*SET TASKS*
1) List each abbreviation in the post on ESD protection that names a kind of electrical disturbance.
2) In the post on ESD protection, swap "TVS" for "transient voltage suppressor" wherever it occurs, and write out the passage that begins with "Most power supplies" and stops after "are lightning rated.".

In AofE there are current-limiting resistors for logic gate input protection against ESD :

logic, ESD protection, diode clamps, current limiting resistors

There can be current injection into the supply/ground via the external diode array or via the internal ESD protection.

Most power supplies are not 2-quadrant (source and sink) so there could be an over-voltage resulting in MCU or voltage regulator malfunction (oscillation) or destruction.

An ESD transient will be acceptable for that circuit but EFT or lightning may be a problem.

RFI may be rectified so if enough energy then the buffer's state will briefly change; there's a 3m antenna wink

A cellular phone is a 2 watt transmitter and can destroy electronics.

luvocean1 wrote:
... and a zenner diode clamping to ground for any voltage spikes.
Zeners are relatively soft and slow.

Consider instead a TVS diode that's hard and fast; some TVS diodes are lightning rated.

luvocean1 wrote:
Any idea folks?
UC3A1 does not have an analog comparator; add an external analog comparator.

An analog comparator's common-mode range and rejection is much greater than that of a logic gate.

*DATASET SECTION*

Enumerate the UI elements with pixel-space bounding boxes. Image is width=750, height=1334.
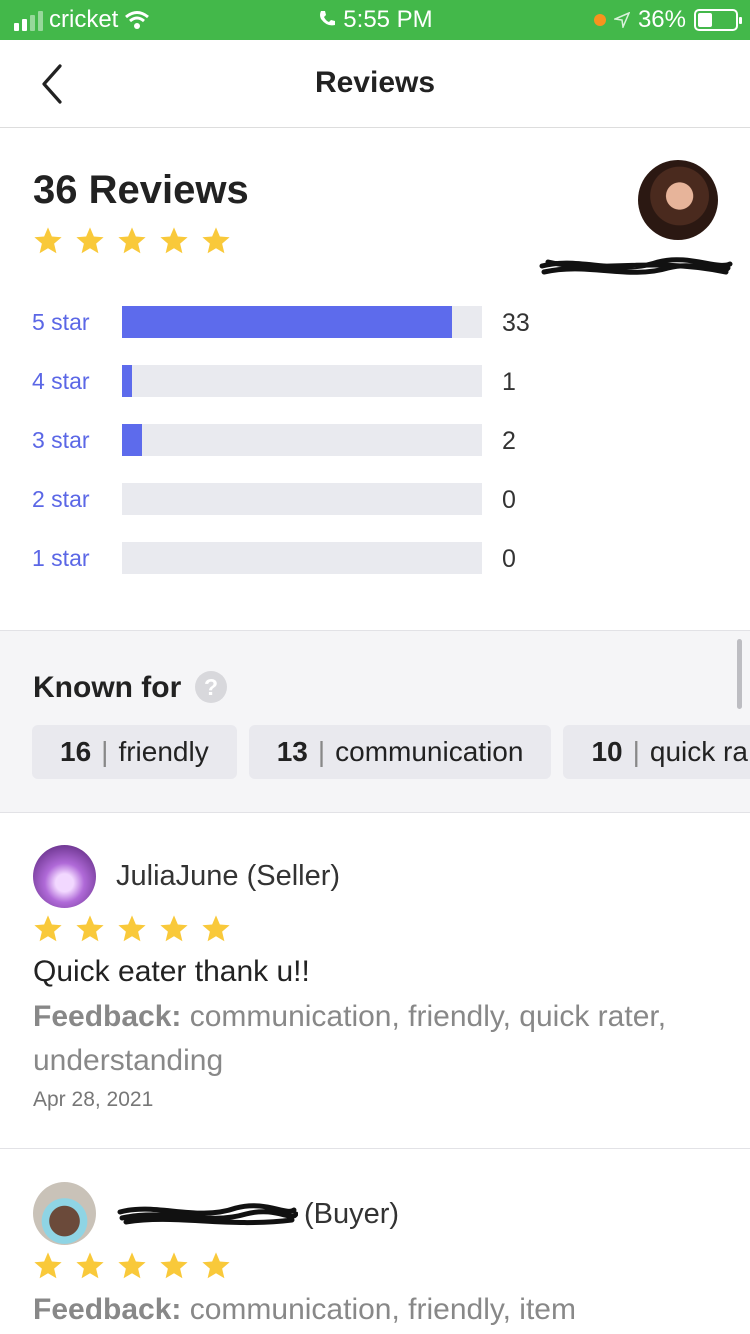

*OUTPUTS IN ORDER*
1) ESD, EFT, RFI

2)
Most power supplies are not 2-quadrant (source and sink) so there could be an over-voltage resulting in MCU or voltage regulator malfunction (oscillation) or destruction.

An ESD transient will be acceptable for that circuit but EFT or lightning may be a problem.

RFI may be rectified so if enough energy then the buffer's state will briefly change; there's a 3m antenna wink

A cellular phone is a 2 watt transmitter and can destroy electronics.

luvocean1 wrote:
... and a zenner diode clamping to ground for any voltage spikes.
Zeners are relatively soft and slow.

Consider instead a transient voltage suppressor diode that's hard and fast; some transient voltage suppressor diodes are lightning rated.